(Stated problem): Identify the lines holding "content" and copy them.

***** Given information

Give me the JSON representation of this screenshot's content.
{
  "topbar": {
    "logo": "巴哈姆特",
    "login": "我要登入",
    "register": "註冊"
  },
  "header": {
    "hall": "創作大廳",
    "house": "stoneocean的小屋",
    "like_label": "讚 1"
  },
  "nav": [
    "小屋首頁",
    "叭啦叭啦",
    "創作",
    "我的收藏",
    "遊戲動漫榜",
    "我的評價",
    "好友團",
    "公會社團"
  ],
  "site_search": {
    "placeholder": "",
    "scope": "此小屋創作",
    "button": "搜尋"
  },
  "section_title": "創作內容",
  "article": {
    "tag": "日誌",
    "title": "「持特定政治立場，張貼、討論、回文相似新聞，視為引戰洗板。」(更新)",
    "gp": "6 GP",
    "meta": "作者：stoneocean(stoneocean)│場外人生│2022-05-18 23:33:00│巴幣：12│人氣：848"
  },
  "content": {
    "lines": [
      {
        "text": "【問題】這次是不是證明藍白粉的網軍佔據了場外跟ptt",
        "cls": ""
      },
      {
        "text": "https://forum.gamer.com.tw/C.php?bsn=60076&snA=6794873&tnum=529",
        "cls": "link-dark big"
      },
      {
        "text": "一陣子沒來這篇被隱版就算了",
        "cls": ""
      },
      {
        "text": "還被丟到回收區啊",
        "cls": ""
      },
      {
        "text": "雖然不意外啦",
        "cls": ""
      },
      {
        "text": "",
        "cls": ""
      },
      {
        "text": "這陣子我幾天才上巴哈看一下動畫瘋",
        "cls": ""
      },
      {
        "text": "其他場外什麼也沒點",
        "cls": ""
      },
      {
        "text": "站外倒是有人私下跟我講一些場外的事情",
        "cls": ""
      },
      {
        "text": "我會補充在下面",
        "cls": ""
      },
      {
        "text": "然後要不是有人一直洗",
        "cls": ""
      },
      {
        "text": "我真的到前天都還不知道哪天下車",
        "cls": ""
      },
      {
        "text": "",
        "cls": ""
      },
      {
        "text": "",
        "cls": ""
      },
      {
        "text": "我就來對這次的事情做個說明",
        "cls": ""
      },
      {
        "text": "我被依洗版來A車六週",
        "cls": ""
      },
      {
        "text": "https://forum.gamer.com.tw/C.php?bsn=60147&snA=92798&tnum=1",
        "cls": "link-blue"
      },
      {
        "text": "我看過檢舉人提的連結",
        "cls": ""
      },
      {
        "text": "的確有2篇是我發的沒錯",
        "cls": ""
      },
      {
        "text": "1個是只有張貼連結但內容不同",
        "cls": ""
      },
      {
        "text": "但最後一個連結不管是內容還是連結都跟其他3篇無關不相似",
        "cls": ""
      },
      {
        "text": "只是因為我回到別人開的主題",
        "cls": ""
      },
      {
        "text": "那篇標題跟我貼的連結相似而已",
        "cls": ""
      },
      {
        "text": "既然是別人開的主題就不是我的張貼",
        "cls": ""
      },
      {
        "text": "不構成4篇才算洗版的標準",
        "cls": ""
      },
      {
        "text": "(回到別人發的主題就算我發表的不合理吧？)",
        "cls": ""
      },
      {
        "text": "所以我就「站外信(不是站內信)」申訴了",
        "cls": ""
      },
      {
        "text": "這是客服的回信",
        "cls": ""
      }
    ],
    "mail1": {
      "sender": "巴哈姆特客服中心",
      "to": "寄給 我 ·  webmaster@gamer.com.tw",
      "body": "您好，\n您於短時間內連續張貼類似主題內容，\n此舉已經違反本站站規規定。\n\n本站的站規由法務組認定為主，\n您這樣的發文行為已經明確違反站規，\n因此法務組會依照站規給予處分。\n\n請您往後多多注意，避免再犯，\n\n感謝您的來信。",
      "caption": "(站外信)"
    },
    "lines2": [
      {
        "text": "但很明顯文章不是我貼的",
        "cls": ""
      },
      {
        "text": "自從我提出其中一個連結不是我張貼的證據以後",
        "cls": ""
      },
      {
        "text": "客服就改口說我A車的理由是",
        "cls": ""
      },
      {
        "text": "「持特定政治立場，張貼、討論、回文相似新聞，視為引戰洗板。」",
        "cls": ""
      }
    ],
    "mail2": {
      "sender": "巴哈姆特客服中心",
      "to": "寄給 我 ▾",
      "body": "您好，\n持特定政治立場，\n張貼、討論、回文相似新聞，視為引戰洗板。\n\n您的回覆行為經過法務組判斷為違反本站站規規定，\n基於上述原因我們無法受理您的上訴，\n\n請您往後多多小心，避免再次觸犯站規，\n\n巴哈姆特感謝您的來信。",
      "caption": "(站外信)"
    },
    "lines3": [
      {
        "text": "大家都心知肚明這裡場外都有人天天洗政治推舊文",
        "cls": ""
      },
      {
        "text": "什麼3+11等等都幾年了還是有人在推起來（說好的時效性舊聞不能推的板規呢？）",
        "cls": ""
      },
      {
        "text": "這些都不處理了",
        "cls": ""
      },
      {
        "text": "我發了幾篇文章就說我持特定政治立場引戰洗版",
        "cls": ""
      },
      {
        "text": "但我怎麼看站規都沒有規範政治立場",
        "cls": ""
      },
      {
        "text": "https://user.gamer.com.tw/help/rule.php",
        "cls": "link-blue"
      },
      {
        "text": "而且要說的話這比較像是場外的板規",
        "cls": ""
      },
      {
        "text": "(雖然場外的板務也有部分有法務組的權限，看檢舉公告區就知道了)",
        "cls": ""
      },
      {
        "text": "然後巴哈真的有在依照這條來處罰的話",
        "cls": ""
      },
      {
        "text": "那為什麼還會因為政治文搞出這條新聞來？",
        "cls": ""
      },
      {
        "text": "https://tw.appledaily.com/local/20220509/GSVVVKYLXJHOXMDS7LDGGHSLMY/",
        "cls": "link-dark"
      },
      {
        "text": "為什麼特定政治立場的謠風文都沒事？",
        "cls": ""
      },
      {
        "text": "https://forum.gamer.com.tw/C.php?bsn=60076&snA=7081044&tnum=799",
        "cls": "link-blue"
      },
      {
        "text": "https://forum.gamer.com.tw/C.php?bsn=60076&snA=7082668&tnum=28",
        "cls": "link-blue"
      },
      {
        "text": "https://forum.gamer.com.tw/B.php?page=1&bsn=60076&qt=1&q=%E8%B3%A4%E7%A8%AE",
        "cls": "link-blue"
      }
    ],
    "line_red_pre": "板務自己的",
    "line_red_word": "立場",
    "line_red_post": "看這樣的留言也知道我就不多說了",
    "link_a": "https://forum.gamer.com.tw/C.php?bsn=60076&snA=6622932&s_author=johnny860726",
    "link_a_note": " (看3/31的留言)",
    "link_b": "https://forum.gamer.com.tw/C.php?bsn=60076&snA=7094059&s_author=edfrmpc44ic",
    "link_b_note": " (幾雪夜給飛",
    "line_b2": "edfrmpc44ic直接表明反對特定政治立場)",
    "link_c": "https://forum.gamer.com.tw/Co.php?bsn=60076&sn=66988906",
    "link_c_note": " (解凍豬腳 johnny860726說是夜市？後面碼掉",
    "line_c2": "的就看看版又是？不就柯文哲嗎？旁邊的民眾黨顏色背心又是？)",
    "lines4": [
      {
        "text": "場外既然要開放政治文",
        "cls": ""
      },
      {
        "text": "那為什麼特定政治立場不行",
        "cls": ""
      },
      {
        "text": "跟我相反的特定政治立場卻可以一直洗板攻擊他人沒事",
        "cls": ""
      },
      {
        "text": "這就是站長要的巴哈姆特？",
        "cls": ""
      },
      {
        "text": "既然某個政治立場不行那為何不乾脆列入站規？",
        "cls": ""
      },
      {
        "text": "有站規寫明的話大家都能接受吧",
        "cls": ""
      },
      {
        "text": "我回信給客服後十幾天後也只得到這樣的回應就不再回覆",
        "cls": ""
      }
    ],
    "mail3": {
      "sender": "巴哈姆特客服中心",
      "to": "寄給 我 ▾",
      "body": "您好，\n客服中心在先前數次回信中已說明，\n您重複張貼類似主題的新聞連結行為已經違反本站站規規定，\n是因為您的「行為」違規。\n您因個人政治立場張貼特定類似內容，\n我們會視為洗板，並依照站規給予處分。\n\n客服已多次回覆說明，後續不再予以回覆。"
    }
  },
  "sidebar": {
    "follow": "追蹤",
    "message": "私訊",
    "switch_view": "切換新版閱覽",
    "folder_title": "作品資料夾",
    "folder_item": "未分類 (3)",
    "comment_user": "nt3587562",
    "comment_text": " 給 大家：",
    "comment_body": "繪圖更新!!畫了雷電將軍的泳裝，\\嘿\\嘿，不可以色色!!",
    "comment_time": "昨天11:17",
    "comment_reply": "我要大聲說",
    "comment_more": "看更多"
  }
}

**********

(Solution for this task):
Give me the JSON representation of this screenshot's content.
  "content": {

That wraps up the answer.